• [SELECTED EXTRACT]:
BEGIN

Many will now face higher costs in paying back loans which are not protected by fixed rates. And it will also hamper attempts to get back to a functioning commercial lending market as new products will become more expensive and small firms will find it harder to access affordable credit.

Mr McTague said small businesses are already fighting an "uphill battle" with energy bills soaring by as much as 500 per cent in recent months and they do not have the protections of consumers or negotiating power of their larger counterparts.

He said struggling micro-businesses should be offered help on energy costs to match that being given to households and the Government should reverse the hike in National Insurance, cut VAT and fuel duty, and introduce new reliefs on business rates.

He added: "The cost of living crisis can't be solved without at the same time solving the cost of doing business crisis."

Alpesh Paleja, lead economist at CBI, said: "It's clear that we're in for a hard winter. With another hefty rise in Ofgem's energy price cap looming, support for the most vulnerable households and businesses should be kept under review."

She said the new Prime Minister must prioritise boosting productivity through greater business investment via incentives and business rate reforms.

Kitty Ussher, chief economist of the Institute of Directors, welcomed the "decisive action" by the Bank of England.

END

• [SET TASKS]:
1) List each step that, according to the business-costs excerpt, Mr McTague says the Government should take.
2) Repeat the passage of the business-costs excerpt starting with "Alpesh Paleja, lead" and going on through "business rate reforms.".

• [MATERIAL SHOWN]:

BEGIN

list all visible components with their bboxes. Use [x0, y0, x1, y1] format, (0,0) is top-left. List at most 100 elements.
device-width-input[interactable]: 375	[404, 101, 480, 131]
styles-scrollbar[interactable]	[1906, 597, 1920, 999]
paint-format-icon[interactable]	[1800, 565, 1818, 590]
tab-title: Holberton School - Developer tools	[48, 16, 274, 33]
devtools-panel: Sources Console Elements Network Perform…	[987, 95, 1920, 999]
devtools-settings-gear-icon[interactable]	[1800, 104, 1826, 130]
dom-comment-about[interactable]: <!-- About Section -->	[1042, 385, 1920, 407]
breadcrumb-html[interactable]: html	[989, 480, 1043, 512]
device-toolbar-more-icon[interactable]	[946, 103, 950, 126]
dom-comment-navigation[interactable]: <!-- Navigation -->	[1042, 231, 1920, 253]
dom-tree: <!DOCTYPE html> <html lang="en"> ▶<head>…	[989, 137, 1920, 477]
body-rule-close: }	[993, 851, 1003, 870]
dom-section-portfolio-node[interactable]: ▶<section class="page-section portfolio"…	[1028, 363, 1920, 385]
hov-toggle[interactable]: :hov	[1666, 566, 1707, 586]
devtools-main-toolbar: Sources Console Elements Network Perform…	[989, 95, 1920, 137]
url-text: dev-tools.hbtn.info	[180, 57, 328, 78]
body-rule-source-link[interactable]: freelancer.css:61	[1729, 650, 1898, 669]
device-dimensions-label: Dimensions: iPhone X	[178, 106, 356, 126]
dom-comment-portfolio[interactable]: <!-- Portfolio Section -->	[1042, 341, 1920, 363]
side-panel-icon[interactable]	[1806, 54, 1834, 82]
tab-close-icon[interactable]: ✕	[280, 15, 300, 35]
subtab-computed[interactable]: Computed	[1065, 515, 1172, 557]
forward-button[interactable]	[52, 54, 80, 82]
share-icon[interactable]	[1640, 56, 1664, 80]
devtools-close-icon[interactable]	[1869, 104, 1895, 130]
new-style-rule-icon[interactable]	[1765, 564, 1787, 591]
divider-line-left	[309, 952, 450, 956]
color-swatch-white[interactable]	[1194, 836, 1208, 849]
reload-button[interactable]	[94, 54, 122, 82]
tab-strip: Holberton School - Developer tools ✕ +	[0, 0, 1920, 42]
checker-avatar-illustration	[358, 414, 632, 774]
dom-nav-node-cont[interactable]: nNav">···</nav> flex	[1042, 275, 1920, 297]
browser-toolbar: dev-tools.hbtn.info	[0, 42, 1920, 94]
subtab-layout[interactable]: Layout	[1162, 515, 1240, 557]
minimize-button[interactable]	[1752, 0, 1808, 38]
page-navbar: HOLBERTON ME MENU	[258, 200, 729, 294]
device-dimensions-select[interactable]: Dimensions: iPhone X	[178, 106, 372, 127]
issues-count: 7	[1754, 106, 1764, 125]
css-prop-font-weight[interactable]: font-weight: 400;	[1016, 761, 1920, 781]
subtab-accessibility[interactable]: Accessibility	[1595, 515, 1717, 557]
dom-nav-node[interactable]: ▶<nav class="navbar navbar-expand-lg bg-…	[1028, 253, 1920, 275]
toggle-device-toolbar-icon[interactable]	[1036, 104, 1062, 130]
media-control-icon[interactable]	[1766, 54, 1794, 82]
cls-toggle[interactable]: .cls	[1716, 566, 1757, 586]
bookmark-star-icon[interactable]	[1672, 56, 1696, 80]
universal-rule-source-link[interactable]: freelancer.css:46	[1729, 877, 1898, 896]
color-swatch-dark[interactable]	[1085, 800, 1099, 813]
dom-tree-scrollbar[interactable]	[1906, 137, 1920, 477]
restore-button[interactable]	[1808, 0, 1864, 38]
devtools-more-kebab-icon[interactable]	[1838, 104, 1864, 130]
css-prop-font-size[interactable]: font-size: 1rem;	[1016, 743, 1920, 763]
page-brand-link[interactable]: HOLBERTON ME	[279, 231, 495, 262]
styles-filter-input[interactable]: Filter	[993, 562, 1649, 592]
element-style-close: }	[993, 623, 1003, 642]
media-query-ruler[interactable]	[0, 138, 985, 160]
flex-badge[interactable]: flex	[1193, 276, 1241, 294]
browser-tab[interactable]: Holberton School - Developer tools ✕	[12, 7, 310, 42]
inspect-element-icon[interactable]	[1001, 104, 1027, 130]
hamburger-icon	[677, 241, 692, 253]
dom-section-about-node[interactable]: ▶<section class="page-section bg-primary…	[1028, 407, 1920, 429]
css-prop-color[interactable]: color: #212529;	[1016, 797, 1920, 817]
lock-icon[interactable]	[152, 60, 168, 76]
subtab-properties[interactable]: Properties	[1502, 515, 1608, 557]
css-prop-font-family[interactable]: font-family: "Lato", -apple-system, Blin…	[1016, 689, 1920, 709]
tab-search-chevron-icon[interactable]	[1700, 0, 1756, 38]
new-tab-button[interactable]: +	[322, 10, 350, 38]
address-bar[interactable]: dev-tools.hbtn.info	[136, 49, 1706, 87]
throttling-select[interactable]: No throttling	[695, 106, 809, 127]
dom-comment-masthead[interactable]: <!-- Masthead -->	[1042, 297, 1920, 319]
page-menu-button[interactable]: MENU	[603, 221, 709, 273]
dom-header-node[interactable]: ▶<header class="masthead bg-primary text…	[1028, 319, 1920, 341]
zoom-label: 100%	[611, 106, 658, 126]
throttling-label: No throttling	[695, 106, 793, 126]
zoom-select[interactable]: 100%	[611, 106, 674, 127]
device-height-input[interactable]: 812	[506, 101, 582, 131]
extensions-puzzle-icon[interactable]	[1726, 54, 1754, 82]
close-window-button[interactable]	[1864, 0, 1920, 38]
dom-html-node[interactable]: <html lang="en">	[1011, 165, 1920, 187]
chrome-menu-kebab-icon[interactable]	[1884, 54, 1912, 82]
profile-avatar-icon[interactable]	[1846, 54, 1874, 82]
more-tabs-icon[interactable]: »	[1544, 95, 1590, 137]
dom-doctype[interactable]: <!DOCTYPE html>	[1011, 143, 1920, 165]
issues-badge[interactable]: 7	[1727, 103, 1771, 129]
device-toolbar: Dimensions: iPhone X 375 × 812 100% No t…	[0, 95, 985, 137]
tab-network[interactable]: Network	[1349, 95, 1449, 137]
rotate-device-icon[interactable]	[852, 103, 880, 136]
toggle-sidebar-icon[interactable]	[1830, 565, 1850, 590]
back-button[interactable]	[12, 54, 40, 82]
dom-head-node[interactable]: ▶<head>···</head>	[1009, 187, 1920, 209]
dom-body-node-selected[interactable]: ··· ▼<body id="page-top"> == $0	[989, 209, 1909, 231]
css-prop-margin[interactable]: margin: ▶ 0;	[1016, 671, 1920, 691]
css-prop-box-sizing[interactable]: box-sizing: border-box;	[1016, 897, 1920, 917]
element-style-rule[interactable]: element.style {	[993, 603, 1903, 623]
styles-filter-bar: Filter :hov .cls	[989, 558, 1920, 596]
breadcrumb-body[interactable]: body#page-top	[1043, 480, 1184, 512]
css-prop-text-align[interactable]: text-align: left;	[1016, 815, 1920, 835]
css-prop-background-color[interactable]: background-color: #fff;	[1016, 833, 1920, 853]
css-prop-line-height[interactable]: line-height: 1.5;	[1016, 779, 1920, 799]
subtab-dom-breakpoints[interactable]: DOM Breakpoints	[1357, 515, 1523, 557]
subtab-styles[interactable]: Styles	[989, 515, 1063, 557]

END

• [OUTPUTS FOR THE TASKS]:
1)
- Reverse the hike in National Insurance
- Cut VAT
- Cut fuel duty
- Introduce new reliefs on business rates

2)
Alpesh Paleja, lead economist at CBI, said: "It's clear that we're in for a hard winter. With another hefty rise in Ofgem's energy price cap looming, support for the most vulnerable households and businesses should be kept under review."

She said the new Prime Minister must prioritise boosting productivity through greater business investment via incentives and business rate reforms.